--- Start of Dataset ---
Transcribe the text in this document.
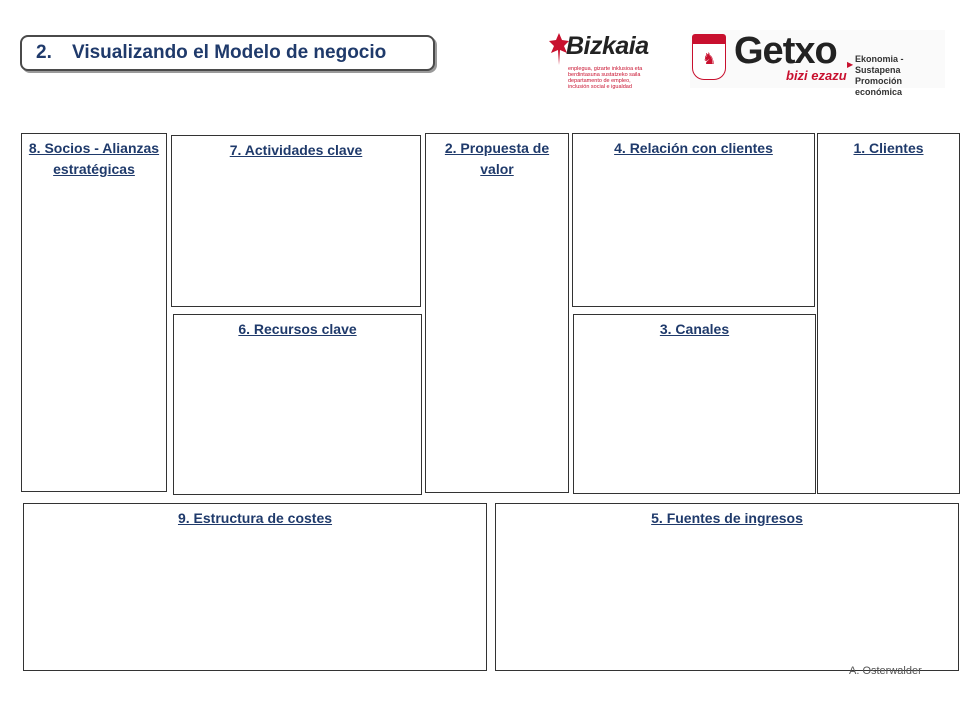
2.	Visualizando el Modelo de negocio	Bizkaia
enplegua, gizarte inklusioa eta berdintasuna sustatzeko saila departamento de empleo, inclusión social e igualdad
♞ Getxo
bizi ezazu
▶
Ekonomia -Sustapena
Promoción económica
8. Socios - Alianzas estratégicas
7. Actividades clave
6. Recursos clave
2. Propuesta de valor
4. Relación con clientes
3. Canales
1. Clientes
9. Estructura de costes	5. Fuentes de ingresos
A. Osterwalder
--- End of Dataset ---
* **Short exercise**
Print out every entry above without changing a word, and leave out the pictures.

* **Response**
Transcribe the text in this document.
2.	Visualizando el Modelo de negocio	Bizkaia
enplegua, gizarte inklusioa eta berdintasuna sustatzeko saila departamento de empleo, inclusión social e igualdad
♞ Getxo
bizi ezazu
▶
Ekonomia -Sustapena
Promoción económica
8. Socios - Alianzas estratégicas
7. Actividades clave
6. Recursos clave
2. Propuesta de valor
4. Relación con clientes
3. Canales
1. Clientes
9. Estructura de costes	5. Fuentes de ingresos
A. Osterwalder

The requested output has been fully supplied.